● **Given instruction**:
Select from the records below every line that has the word "xlabel" in it.

● **Data provided**:

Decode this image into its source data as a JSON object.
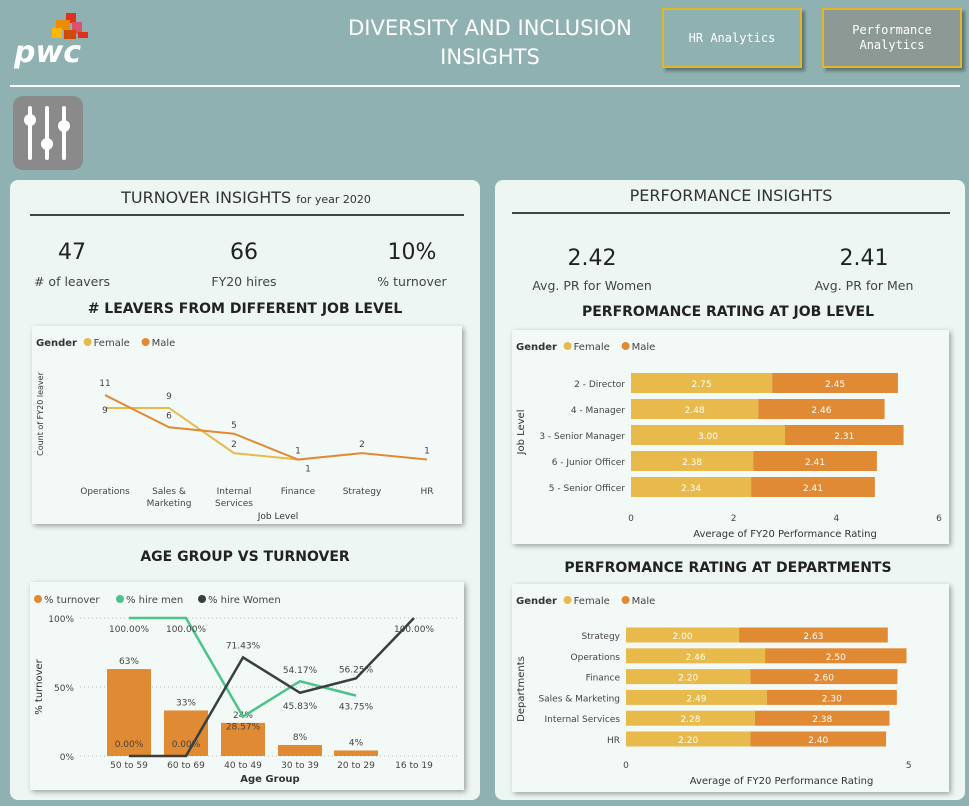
{
  "header": {
    "logo_text": "pwc",
    "title_line1": "DIVERSITY AND INCLUSION",
    "title_line2": "INSIGHTS",
    "nav": [
      {
        "label": "HR Analytics"
      },
      {
        "label_line1": "Performance",
        "label_line2": "Analytics"
      }
    ]
  },
  "turnover": {
    "title": "TURNOVER INSIGHTS",
    "subtitle": "for year 2020",
    "kpis": [
      {
        "value": "47",
        "label": "# of leavers"
      },
      {
        "value": "66",
        "label": "FY20 hires"
      },
      {
        "value": "10%",
        "label": "% turnover"
      }
    ]
  },
  "performance": {
    "title": "PERFORMANCE INSIGHTS",
    "kpis": [
      {
        "value": "2.42",
        "label": "Avg. PR for Women"
      },
      {
        "value": "2.41",
        "label": "Avg. PR for Men"
      }
    ]
  },
  "colors": {
    "female": "#e8ba4c",
    "male": "#e08a34",
    "hire_men": "#4dc38c",
    "hire_women": "#37403d"
  },
  "chart_data": [
    {
      "id": "leavers",
      "type": "line",
      "title": "# LEAVERS FROM DIFFERENT JOB LEVEL",
      "xlabel": "Job Level",
      "ylabel": "Count of FY20 leaver",
      "legend_title": "Gender",
      "legend_position": "top-left",
      "categories": [
        "Operations",
        "Sales & Marketing",
        "Internal Services",
        "Finance",
        "Strategy",
        "HR"
      ],
      "category_lines": [
        [
          "Operations"
        ],
        [
          "Sales &",
          "Marketing"
        ],
        [
          "Internal",
          "Services"
        ],
        [
          "Finance"
        ],
        [
          "Strategy"
        ],
        [
          "HR"
        ]
      ],
      "series": [
        {
          "name": "Female",
          "values": [
            9,
            9,
            2,
            1,
            null,
            null
          ]
        },
        {
          "name": "Male",
          "values": [
            11,
            6,
            5,
            1,
            2,
            1
          ]
        }
      ],
      "ylim": [
        0,
        12
      ],
      "grid": false
    },
    {
      "id": "age",
      "type": "bar",
      "title": "AGE GROUP VS TURNOVER",
      "xlabel": "Age Group",
      "ylabel": "% turnover",
      "legend_position": "top-left",
      "categories": [
        "50 to 59",
        "60 to 69",
        "40 to 49",
        "30 to 39",
        "20 to 29",
        "16 to 19"
      ],
      "yticks": [
        "0%",
        "50%",
        "100%"
      ],
      "ylim": [
        0,
        100
      ],
      "grid": true,
      "series": [
        {
          "name": "% turnover",
          "kind": "bar",
          "values": [
            63,
            33,
            24,
            8,
            4,
            null
          ],
          "labels": [
            "63%",
            "33%",
            "24%",
            "8%",
            "4%",
            ""
          ]
        },
        {
          "name": "% hire men",
          "kind": "line",
          "values": [
            100,
            100,
            28.57,
            54.17,
            43.75,
            null
          ],
          "labels": [
            "100.00%",
            "100.00%",
            "28.57%",
            "54.17%",
            "43.75%",
            ""
          ]
        },
        {
          "name": "% hire Women",
          "kind": "line",
          "values": [
            0,
            0,
            71.43,
            45.83,
            56.25,
            100
          ],
          "labels": [
            "0.00%",
            "0.00%",
            "71.43%",
            "45.83%",
            "56.25%",
            "100.00%"
          ]
        }
      ]
    },
    {
      "id": "joblevel",
      "type": "bar",
      "orientation": "horizontal-stacked",
      "title": "PERFROMANCE RATING AT JOB LEVEL",
      "xlabel": "Average of FY20 Performance Rating",
      "ylabel": "Job Level",
      "legend_title": "Gender",
      "legend_position": "top-left",
      "categories": [
        "2 - Director",
        "4 - Manager",
        "3 - Senior Manager",
        "6 - Junior Officer",
        "5 - Senior Officer"
      ],
      "series": [
        {
          "name": "Female",
          "values": [
            2.75,
            2.48,
            3.0,
            2.38,
            2.34
          ],
          "labels": [
            "2.75",
            "2.48",
            "3.00",
            "2.38",
            "2.34"
          ]
        },
        {
          "name": "Male",
          "values": [
            2.45,
            2.46,
            2.31,
            2.41,
            2.41
          ],
          "labels": [
            "2.45",
            "2.46",
            "2.31",
            "2.41",
            "2.41"
          ]
        }
      ],
      "xticks": [
        "0",
        "2",
        "4",
        "6"
      ],
      "xlim": [
        0,
        6
      ]
    },
    {
      "id": "departments",
      "type": "bar",
      "orientation": "horizontal-stacked",
      "title": "PERFROMANCE RATING AT DEPARTMENTS",
      "xlabel": "Average of FY20 Performance Rating",
      "ylabel": "Departments",
      "legend_title": "Gender",
      "legend_position": "top-left",
      "categories": [
        "Strategy",
        "Operations",
        "Finance",
        "Sales & Marketing",
        "Internal Services",
        "HR"
      ],
      "series": [
        {
          "name": "Female",
          "values": [
            2.0,
            2.46,
            2.2,
            2.49,
            2.28,
            2.2
          ],
          "labels": [
            "2.00",
            "2.46",
            "2.20",
            "2.49",
            "2.28",
            "2.20"
          ]
        },
        {
          "name": "Male",
          "values": [
            2.63,
            2.5,
            2.6,
            2.3,
            2.38,
            2.4
          ],
          "labels": [
            "2.63",
            "2.50",
            "2.60",
            "2.30",
            "2.38",
            "2.40"
          ]
        }
      ],
      "xticks": [
        "0",
        "5"
      ],
      "xlim": [
        0,
        5.5
      ]
    }
  ]
}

● **Task response**:
      "xlabel": "Job Level",
      "xlabel": "Age Group",
      "xlabel": "Average of FY20 Performance Rating",
      "xlabel": "Average of FY20 Performance Rating",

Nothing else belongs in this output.